## start Given data

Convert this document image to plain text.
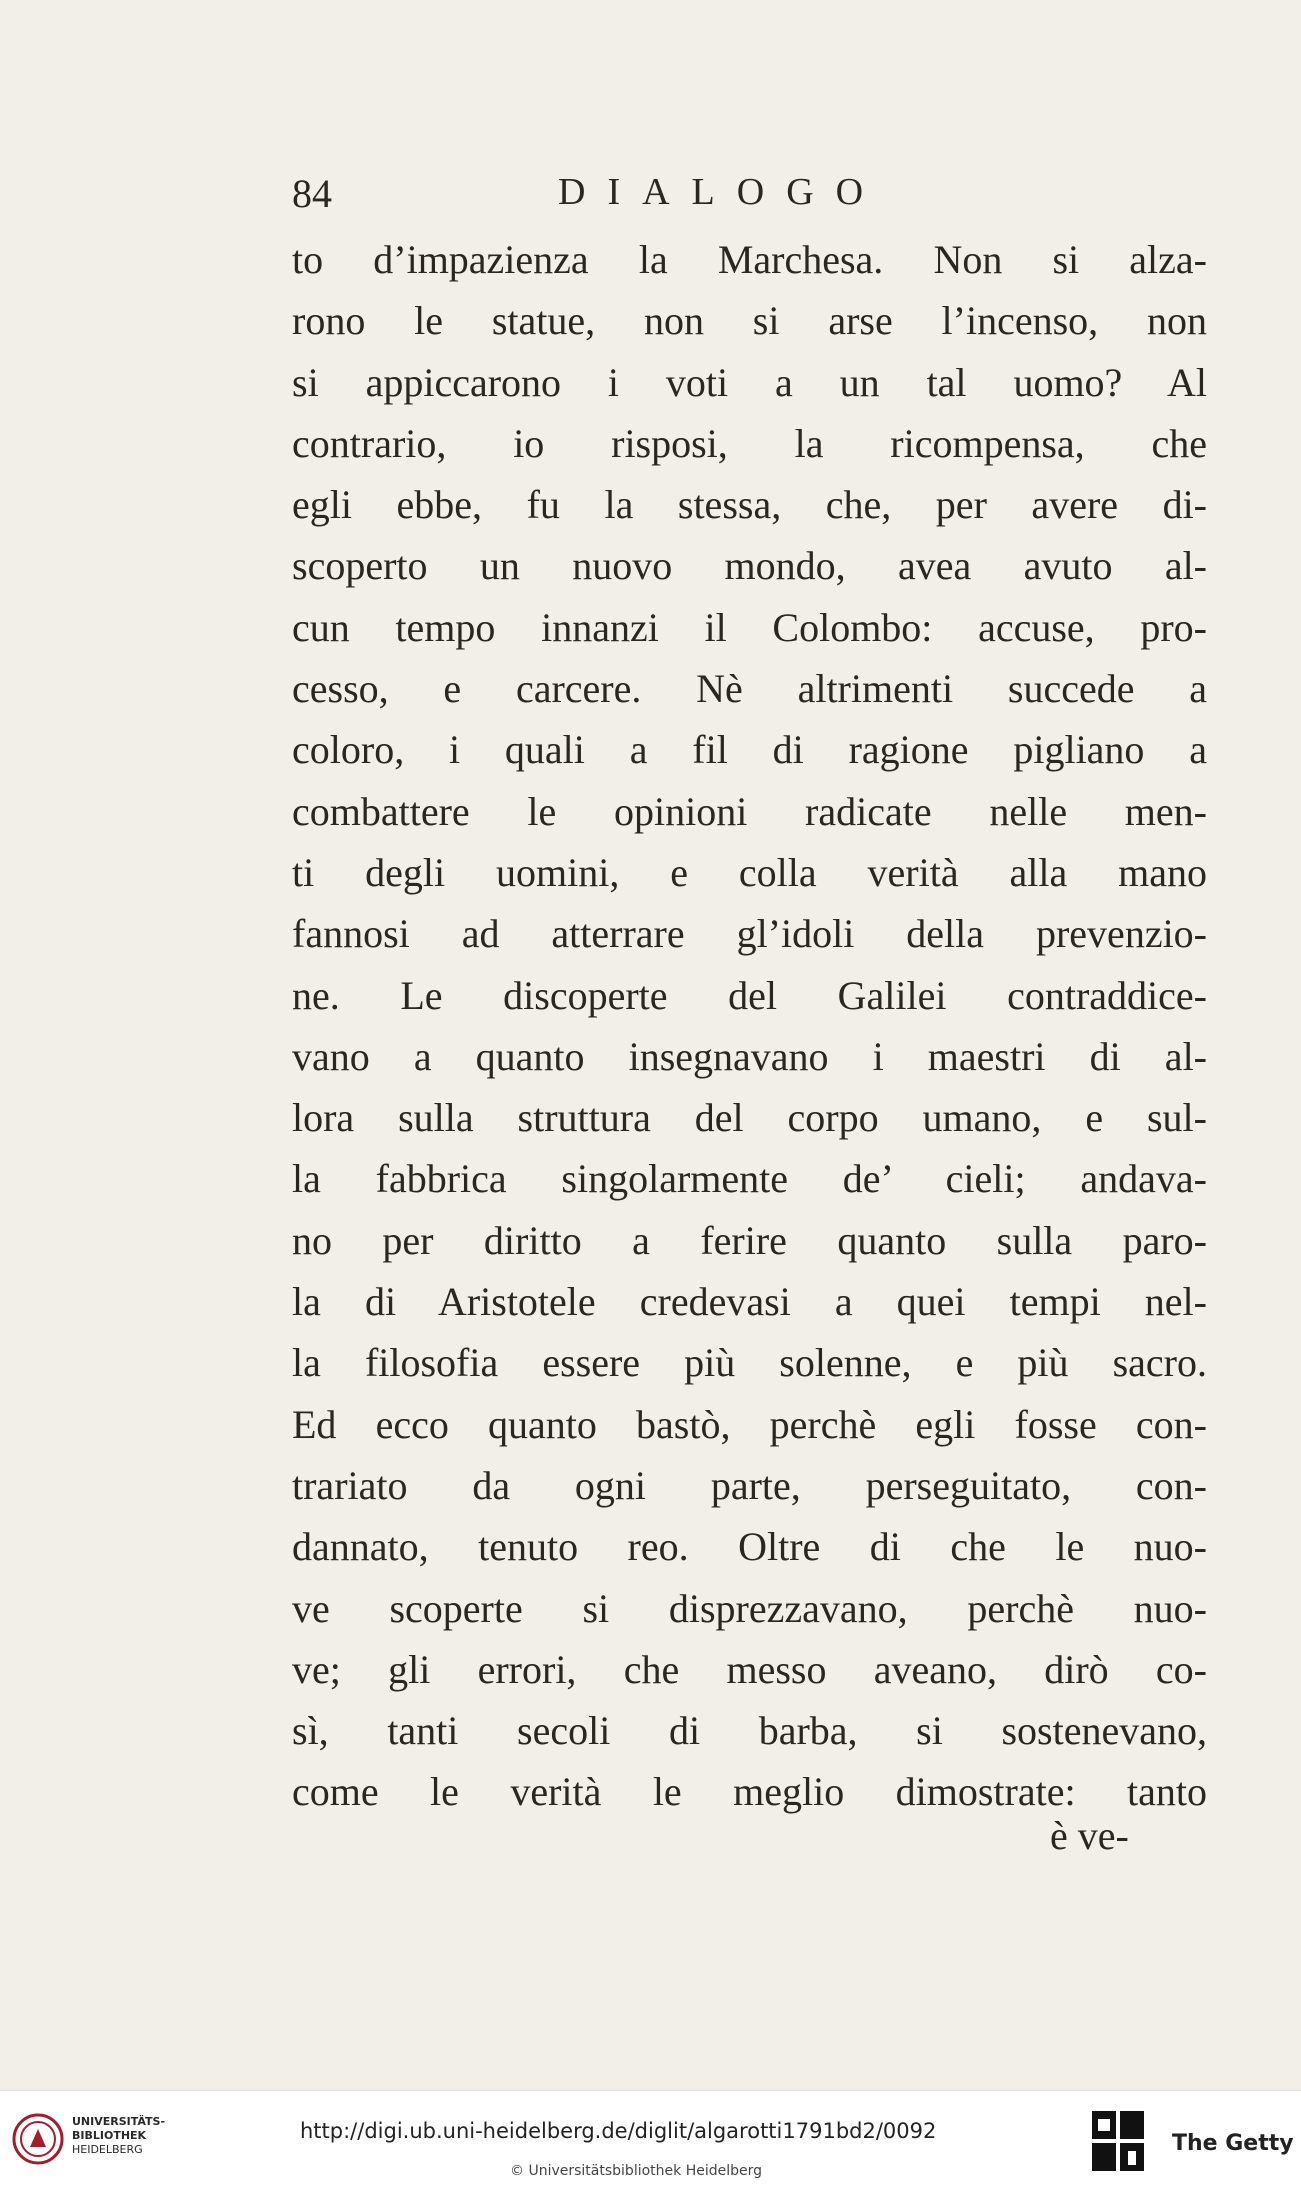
84	DIALOGO
to d’impazienza la Marchesa. Non si alza-
rono le statue, non si arse l’incenso, non
si appiccarono i voti a un tal uomo? Al
contrario, io risposi, la ricompensa, che
egli ebbe, fu la stessa, che, per avere di-
scoperto un nuovo mondo, avea avuto al-
cun tempo innanzi il Colombo: accuse, pro-
cesso, e carcere. Nè altrimenti succede a
coloro, i quali a fil di ragione pigliano a
combattere le opinioni radicate nelle men-
ti degli uomini, e colla verità alla mano
fannosi ad atterrare gl’idoli della prevenzio-
ne. Le discoperte del Galilei contraddice-
vano a quanto insegnavano i maestri di al-
lora sulla struttura del corpo umano, e sul-
la fabbrica singolarmente de’ cieli; andava-
no per diritto a ferire quanto sulla paro-
la di Aristotele credevasi a quei tempi nel-
la filosofia essere più solenne, e più sacro.
Ed ecco quanto bastò, perchè egli fosse con-
trariato da ogni parte, perseguitato, con-
dannato, tenuto reo. Oltre di che le nuo-
ve scoperte si disprezzavano, perchè nuo-
ve; gli errori, che messo aveano, dirò co-
sì, tanti secoli di barba, si sostenevano,
come le verità le meglio dimostrate: tanto
è ve-
UNIVERSITÄTS-
BIBLIOTHEK
HEIDELBERG
http://digi.ub.uni-heidelberg.de/diglit/algarotti1791bd2/0092
© Universitätsbibliothek Heidelberg
The Getty
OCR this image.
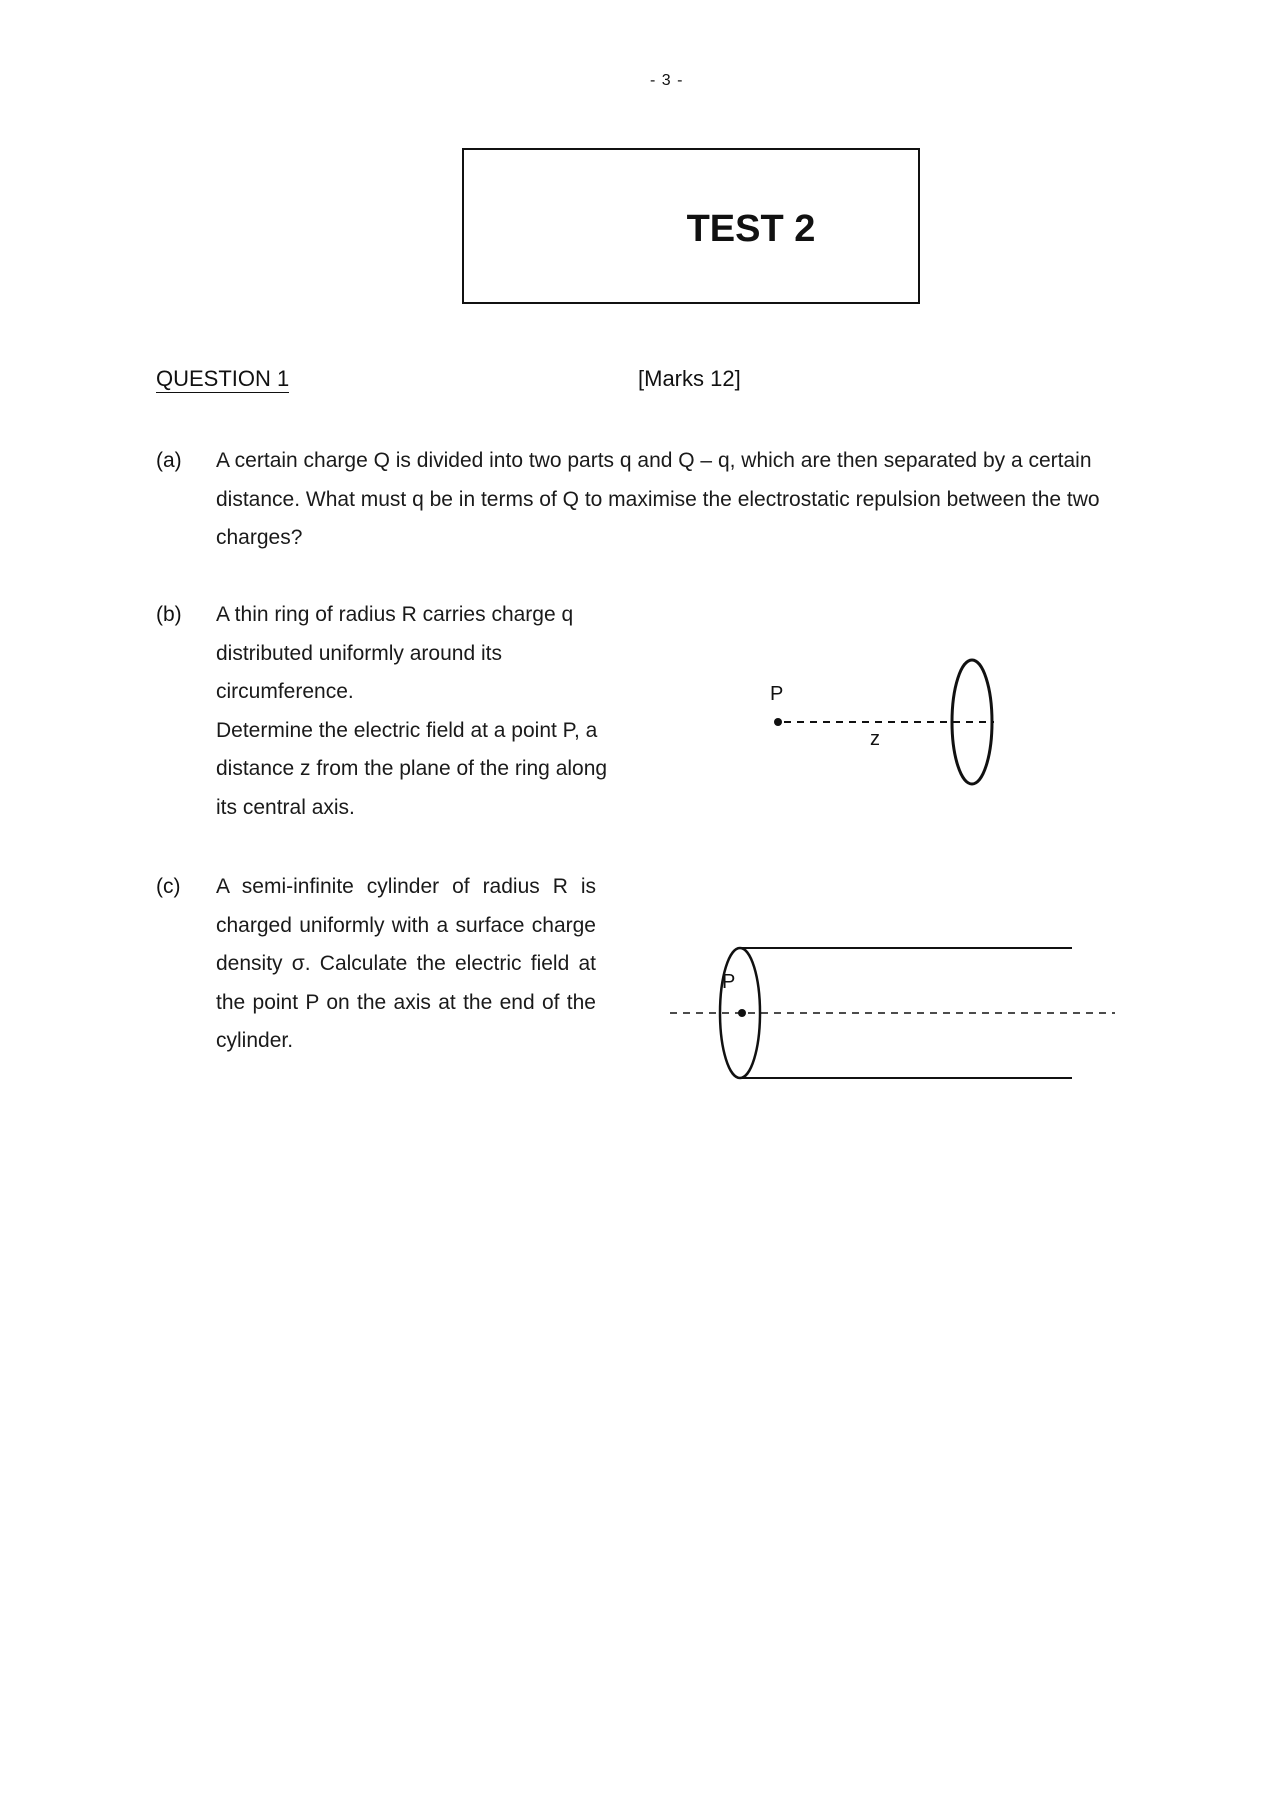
- 3 -
TEST 2
QUESTION 1	[Marks 12]
(a) A certain charge Q is divided into two parts q and Q – q, which are then separated by a certain distance. What must q be in terms of Q to maximise the electrostatic repulsion between the two charges?
(b) A thin ring of radius R carries charge q
distributed uniformly around its
circumference.
Determine the electric field at a point P, a
distance z from the plane of the ring along
its central axis.
P
z
(c) A semi-infinite cylinder of radius R is charged uniformly with a surface charge density σ. Calculate the electric field at the point P on the axis at the end of the cylinder.
P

## end Given data

■ Aim of the exercise
Gather each line in the entries above where the string "axis" is found.

■ Exercise answer
its central axis.
(c) A semi-infinite cylinder of radius R is charged uniformly with a surface charge density σ. Calculate the electric field at the point P on the axis at the end of the cylinder.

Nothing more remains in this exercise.